-- START SUPPLIED INFORMATION --

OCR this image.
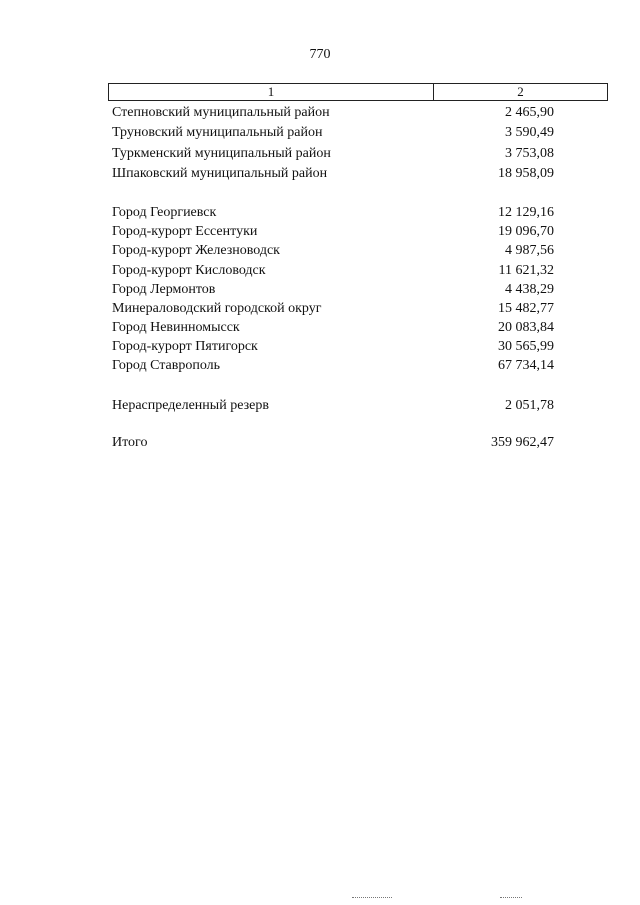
770
1	2
Степновский муниципальный район	2 465,90
Труновский муниципальный район	3 590,49
Туркменский муниципальный район	3 753,08
Шпаковский муниципальный район	18 958,09
Город Георгиевск	12 129,16
Город-курорт Ессентуки	19 096,70
Город-курорт Железноводск	4 987,56
Город-курорт Кисловодск	11 621,32
Город Лермонтов	4 438,29
Минераловодский городской округ	15 482,77
Город Невинномысск	20 083,84
Город-курорт Пятигорск	30 565,99
Город Ставрополь	67 734,14
Нераспределенный резерв	2 051,78
Итого	359 962,47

-- END SUPPLIED INFORMATION --

• WHAT YOU SHOULD DO:
In your copy of the listing above, reproduce each line exactly and omit all pictures.

• RESULT BELOW:
OCR this image.
770
1	2
Степновский муниципальный район	2 465,90
Труновский муниципальный район	3 590,49
Туркменский муниципальный район	3 753,08
Шпаковский муниципальный район	18 958,09
Город Георгиевск	12 129,16
Город-курорт Ессентуки	19 096,70
Город-курорт Железноводск	4 987,56
Город-курорт Кисловодск	11 621,32
Город Лермонтов	4 438,29
Минераловодский городской округ	15 482,77
Город Невинномысск	20 083,84
Город-курорт Пятигорск	30 565,99
Город Ставрополь	67 734,14
Нераспределенный резерв	2 051,78
Итого	359 962,47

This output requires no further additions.